**Job**
Copy out each line in the material below that has the word "axially".

**Records**
════════

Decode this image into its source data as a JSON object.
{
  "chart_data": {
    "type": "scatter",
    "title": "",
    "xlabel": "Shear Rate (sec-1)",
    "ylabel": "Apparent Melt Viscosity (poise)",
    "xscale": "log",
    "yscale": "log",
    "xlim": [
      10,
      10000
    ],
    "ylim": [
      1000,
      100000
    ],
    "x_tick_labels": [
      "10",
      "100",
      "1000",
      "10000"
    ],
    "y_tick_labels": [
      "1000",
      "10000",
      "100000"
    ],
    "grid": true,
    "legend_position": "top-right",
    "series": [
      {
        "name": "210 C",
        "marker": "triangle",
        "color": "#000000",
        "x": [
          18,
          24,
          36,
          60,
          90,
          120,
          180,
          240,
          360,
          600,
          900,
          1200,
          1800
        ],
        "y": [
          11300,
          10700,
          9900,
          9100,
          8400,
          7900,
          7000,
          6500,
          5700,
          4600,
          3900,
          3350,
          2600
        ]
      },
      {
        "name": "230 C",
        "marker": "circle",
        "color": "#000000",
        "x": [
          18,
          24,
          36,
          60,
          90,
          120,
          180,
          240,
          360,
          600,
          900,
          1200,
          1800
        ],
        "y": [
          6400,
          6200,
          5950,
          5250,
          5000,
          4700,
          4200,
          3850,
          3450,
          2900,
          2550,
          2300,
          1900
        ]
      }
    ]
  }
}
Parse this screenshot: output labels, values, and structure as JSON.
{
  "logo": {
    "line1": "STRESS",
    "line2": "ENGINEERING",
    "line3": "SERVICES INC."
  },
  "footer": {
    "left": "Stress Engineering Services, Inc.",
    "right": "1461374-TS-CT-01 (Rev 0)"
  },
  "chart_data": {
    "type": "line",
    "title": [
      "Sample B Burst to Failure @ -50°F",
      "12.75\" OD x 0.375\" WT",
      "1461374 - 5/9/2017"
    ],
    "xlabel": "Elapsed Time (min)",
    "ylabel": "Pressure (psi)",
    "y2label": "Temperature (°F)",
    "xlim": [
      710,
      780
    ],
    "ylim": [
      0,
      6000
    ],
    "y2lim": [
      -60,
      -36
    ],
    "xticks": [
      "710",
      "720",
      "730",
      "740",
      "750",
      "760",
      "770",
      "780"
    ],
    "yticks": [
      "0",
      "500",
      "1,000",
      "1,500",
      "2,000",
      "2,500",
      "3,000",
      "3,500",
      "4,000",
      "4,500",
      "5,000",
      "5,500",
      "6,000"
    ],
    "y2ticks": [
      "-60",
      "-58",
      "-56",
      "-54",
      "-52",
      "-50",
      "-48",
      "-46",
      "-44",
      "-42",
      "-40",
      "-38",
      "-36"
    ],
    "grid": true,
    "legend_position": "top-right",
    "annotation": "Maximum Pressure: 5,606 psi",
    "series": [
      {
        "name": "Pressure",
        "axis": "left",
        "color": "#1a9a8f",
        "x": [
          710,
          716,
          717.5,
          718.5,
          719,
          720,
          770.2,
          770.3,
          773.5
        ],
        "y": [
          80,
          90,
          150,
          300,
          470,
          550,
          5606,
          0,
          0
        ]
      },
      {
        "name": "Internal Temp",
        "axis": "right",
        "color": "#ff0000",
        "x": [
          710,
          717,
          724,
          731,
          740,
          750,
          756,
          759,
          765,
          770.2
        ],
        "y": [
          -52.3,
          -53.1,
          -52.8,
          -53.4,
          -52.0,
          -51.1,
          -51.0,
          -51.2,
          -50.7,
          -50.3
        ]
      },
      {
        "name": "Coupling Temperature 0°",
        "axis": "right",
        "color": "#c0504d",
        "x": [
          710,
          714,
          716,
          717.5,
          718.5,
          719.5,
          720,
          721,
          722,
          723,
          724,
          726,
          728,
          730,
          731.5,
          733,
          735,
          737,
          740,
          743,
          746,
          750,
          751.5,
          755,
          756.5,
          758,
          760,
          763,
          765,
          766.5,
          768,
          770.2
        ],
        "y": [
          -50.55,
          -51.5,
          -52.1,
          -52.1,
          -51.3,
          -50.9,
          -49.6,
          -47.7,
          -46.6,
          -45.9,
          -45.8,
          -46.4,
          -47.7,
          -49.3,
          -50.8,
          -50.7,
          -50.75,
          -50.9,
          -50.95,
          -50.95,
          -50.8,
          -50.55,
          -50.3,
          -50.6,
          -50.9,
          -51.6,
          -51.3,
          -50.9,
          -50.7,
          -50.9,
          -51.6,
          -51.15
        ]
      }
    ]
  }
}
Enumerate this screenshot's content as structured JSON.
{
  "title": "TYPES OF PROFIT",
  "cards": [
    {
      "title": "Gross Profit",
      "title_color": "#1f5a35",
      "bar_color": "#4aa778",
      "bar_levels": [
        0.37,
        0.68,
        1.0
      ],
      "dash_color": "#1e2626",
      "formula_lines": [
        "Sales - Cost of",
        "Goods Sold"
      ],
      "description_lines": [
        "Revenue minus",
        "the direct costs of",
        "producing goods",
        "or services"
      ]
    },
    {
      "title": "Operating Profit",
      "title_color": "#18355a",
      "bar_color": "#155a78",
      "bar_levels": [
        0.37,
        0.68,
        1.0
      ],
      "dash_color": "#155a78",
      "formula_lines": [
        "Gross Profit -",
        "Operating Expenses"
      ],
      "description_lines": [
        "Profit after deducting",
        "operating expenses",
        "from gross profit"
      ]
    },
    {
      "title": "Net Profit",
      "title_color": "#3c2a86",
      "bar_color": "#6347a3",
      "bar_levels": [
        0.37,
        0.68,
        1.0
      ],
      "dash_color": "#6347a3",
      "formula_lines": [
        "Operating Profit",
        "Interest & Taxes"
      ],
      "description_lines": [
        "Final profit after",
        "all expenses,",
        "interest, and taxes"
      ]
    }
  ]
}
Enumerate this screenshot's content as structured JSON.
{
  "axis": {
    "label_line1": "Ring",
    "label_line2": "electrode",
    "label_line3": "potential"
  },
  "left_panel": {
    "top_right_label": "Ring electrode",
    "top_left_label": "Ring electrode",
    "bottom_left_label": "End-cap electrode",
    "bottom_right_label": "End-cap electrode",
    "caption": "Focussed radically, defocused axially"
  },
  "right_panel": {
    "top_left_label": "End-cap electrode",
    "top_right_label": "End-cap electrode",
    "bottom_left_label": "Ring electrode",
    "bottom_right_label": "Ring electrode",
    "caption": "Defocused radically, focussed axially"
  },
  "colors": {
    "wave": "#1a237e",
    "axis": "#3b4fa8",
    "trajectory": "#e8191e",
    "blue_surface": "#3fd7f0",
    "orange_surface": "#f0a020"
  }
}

════════

**Response to this task**
    "caption": "Focussed radically, defocused axially"
    "caption": "Defocused radically, focussed axially"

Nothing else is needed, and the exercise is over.